WHAT YOU SHOULD DO » Filter the records below and copy every line containing the word "annotation".

▶

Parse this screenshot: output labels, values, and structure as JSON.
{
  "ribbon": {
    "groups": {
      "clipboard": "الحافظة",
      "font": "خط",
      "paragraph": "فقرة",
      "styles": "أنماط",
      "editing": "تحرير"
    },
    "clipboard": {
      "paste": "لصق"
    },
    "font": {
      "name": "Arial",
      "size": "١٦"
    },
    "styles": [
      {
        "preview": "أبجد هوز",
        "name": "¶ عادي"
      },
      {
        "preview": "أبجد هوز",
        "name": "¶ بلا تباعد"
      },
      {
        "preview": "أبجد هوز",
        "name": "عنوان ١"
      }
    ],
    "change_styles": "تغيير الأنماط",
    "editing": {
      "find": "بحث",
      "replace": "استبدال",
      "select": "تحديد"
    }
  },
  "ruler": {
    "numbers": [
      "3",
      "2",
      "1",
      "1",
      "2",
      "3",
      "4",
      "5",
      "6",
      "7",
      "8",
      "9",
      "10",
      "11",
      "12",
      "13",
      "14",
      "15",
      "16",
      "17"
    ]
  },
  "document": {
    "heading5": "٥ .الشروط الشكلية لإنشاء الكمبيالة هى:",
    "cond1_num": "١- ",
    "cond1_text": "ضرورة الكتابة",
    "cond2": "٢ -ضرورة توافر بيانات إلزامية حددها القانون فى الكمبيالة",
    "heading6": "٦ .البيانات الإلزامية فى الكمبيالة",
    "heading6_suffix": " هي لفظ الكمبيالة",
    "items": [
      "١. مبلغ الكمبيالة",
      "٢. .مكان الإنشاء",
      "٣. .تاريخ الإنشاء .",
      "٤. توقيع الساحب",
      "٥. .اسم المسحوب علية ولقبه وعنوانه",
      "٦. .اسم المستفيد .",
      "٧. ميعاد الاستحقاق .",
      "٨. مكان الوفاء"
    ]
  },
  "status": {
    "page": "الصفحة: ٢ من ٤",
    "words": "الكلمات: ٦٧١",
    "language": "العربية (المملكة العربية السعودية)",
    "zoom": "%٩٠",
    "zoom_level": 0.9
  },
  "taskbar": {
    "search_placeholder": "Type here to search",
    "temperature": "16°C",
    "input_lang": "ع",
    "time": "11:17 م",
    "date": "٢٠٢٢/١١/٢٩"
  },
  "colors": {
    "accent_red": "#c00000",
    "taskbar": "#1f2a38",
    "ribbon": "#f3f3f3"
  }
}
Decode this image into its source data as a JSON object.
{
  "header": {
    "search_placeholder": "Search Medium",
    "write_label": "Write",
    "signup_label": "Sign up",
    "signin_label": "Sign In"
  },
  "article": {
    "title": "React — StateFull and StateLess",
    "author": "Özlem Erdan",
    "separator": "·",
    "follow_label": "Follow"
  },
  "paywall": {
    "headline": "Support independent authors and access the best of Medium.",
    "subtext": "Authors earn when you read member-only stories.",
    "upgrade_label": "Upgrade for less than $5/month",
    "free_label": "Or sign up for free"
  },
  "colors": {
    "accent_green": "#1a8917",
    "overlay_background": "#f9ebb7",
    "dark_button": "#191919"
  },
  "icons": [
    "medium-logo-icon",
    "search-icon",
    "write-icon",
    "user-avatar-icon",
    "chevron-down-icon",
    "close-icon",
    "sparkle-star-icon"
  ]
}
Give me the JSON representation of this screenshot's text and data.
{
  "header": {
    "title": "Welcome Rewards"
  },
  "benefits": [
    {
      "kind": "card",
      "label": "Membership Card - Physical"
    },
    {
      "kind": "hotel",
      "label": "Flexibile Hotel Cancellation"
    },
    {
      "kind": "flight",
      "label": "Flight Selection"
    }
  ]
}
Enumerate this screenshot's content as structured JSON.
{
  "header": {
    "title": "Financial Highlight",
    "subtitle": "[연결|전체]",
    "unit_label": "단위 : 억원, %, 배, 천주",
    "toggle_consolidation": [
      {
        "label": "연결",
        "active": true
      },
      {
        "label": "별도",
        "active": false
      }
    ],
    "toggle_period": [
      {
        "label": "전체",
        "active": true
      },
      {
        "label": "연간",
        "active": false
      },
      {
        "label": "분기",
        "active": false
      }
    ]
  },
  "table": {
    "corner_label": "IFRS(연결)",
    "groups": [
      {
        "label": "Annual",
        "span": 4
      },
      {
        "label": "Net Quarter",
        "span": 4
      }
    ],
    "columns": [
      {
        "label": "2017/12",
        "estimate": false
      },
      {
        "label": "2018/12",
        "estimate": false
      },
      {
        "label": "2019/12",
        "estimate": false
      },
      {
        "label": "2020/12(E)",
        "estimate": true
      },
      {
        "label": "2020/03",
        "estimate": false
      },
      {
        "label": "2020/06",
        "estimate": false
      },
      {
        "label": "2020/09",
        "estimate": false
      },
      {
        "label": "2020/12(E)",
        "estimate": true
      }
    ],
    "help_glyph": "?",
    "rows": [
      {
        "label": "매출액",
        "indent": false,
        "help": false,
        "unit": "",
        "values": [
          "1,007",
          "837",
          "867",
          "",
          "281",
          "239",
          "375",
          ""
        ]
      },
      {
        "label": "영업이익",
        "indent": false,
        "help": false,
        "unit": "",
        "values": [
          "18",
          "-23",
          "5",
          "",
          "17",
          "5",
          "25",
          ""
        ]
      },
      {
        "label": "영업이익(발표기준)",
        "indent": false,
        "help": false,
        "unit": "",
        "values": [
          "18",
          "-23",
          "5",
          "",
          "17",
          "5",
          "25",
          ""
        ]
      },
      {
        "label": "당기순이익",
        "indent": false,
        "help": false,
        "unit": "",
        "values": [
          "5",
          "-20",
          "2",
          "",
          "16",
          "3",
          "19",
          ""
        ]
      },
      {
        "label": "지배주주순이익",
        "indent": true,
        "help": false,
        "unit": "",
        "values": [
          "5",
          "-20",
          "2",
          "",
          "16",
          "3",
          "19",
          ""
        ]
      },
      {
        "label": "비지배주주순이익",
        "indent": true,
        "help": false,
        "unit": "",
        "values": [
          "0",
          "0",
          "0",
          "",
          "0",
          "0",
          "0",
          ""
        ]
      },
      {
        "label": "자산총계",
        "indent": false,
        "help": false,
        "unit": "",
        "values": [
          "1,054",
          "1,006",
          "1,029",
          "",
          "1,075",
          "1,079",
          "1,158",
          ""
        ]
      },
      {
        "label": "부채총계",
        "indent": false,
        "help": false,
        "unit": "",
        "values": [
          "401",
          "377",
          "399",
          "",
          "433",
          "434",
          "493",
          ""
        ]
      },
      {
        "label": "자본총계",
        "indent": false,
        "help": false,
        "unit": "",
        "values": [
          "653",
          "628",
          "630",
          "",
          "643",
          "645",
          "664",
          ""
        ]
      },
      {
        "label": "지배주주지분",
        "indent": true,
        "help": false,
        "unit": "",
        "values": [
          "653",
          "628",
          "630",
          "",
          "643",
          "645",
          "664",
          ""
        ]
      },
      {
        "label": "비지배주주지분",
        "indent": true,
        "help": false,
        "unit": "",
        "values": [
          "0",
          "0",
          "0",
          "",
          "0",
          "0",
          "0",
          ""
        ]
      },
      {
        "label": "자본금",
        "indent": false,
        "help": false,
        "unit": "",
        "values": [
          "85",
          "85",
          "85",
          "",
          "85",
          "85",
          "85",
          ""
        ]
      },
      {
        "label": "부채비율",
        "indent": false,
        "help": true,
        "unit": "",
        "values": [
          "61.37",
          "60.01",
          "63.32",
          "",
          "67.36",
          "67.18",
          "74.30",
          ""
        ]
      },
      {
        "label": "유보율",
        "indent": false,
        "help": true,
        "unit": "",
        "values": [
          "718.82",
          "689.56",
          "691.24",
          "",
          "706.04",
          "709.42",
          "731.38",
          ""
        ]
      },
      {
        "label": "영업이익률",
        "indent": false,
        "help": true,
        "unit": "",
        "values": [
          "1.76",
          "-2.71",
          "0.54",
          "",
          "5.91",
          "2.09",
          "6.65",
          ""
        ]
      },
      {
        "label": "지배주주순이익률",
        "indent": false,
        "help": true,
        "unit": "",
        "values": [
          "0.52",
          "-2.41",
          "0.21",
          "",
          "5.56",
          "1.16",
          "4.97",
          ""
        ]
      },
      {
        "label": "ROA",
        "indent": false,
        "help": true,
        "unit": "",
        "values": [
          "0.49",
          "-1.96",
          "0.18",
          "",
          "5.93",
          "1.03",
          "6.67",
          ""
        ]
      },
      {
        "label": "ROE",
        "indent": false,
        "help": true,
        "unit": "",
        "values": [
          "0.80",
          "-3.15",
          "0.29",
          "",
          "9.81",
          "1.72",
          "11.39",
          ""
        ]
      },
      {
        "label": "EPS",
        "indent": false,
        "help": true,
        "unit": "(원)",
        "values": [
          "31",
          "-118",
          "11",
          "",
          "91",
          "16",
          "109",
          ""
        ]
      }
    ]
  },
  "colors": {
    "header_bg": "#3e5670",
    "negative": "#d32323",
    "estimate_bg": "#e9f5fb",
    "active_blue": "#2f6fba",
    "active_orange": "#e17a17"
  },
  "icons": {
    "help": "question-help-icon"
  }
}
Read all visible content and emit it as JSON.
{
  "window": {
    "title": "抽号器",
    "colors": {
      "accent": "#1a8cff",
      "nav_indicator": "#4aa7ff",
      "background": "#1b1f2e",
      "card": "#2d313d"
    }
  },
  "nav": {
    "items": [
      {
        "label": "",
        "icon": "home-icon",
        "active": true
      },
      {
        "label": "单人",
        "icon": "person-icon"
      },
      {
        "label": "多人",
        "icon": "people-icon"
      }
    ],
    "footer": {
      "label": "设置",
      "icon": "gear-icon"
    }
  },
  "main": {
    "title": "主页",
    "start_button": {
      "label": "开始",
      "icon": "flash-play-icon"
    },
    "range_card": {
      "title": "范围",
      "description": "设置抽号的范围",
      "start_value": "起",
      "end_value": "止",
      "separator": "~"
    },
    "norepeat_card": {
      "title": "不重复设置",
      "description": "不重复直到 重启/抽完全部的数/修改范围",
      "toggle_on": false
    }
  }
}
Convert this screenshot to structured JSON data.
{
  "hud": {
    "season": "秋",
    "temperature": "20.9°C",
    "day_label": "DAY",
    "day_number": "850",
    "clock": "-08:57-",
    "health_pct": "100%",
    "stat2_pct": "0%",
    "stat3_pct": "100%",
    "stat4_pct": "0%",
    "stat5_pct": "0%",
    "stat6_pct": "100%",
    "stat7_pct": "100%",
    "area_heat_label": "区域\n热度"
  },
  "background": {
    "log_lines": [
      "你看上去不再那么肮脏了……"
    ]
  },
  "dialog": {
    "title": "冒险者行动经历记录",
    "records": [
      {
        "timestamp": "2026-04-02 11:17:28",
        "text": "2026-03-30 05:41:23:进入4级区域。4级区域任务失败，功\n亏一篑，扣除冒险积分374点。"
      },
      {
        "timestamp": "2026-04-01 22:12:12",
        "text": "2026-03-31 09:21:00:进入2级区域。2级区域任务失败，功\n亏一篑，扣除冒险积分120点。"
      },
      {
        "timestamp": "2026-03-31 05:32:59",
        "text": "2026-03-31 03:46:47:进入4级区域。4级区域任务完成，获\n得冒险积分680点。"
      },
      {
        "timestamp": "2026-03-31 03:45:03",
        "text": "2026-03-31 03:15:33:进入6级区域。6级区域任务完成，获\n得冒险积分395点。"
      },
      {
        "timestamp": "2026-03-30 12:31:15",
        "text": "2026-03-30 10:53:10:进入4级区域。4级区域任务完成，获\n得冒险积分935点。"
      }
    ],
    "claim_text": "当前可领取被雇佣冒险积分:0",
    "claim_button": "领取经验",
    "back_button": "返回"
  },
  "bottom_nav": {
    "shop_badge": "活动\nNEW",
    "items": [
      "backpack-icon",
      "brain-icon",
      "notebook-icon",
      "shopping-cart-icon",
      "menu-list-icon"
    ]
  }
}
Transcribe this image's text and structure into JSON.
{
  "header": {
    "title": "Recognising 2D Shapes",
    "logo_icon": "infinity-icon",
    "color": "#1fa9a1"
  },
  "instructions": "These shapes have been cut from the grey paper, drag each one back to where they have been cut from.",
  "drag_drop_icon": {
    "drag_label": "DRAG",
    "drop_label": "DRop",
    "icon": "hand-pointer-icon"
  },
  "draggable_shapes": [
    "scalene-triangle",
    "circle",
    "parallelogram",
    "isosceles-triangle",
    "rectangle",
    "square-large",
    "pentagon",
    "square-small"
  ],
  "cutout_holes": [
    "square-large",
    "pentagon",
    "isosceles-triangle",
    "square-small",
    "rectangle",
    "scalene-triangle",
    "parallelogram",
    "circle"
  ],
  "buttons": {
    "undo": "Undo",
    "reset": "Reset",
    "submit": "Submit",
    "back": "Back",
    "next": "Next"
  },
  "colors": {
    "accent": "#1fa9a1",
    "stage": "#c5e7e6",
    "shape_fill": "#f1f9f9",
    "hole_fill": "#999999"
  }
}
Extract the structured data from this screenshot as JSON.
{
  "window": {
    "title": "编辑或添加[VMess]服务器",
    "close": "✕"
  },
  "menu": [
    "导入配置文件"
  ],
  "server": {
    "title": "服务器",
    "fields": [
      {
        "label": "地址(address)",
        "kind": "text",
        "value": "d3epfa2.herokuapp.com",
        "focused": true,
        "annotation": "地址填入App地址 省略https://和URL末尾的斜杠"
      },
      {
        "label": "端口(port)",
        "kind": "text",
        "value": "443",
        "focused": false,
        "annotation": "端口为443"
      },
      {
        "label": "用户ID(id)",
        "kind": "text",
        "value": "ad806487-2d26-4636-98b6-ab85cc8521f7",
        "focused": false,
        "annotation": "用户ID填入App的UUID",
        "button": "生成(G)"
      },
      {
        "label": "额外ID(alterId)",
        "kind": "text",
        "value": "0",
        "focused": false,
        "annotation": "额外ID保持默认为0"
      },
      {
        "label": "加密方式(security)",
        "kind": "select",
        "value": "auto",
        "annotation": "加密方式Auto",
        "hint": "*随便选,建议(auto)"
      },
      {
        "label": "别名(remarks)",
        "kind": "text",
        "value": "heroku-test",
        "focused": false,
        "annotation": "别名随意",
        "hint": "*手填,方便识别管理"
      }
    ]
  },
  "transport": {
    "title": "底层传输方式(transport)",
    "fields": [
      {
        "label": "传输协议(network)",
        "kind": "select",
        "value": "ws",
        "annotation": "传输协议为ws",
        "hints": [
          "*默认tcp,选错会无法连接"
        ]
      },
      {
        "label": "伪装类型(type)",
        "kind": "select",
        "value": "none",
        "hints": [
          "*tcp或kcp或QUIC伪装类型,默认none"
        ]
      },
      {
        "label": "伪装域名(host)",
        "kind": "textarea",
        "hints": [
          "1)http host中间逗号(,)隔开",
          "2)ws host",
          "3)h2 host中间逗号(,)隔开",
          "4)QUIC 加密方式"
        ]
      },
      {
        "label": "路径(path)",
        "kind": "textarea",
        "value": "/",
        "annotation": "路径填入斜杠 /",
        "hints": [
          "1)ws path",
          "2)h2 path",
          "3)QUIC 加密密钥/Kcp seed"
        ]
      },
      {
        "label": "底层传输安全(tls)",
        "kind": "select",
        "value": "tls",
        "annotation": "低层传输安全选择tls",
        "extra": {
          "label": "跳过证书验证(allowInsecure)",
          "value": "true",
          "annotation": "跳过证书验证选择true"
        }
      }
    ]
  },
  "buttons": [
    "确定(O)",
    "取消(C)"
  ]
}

◀

THE SOLUTION »
        "annotation": "地址填入App地址 省略https://和URL末尾的斜杠"
        "annotation": "端口为443"
        "annotation": "用户ID填入App的UUID",
        "annotation": "额外ID保持默认为0"
        "annotation": "加密方式Auto",
        "annotation": "别名随意",
        "annotation": "传输协议为ws",
        "annotation": "路径填入斜杠 /",
        "annotation": "低层传输安全选择tls",
          "annotation": "跳过证书验证选择true"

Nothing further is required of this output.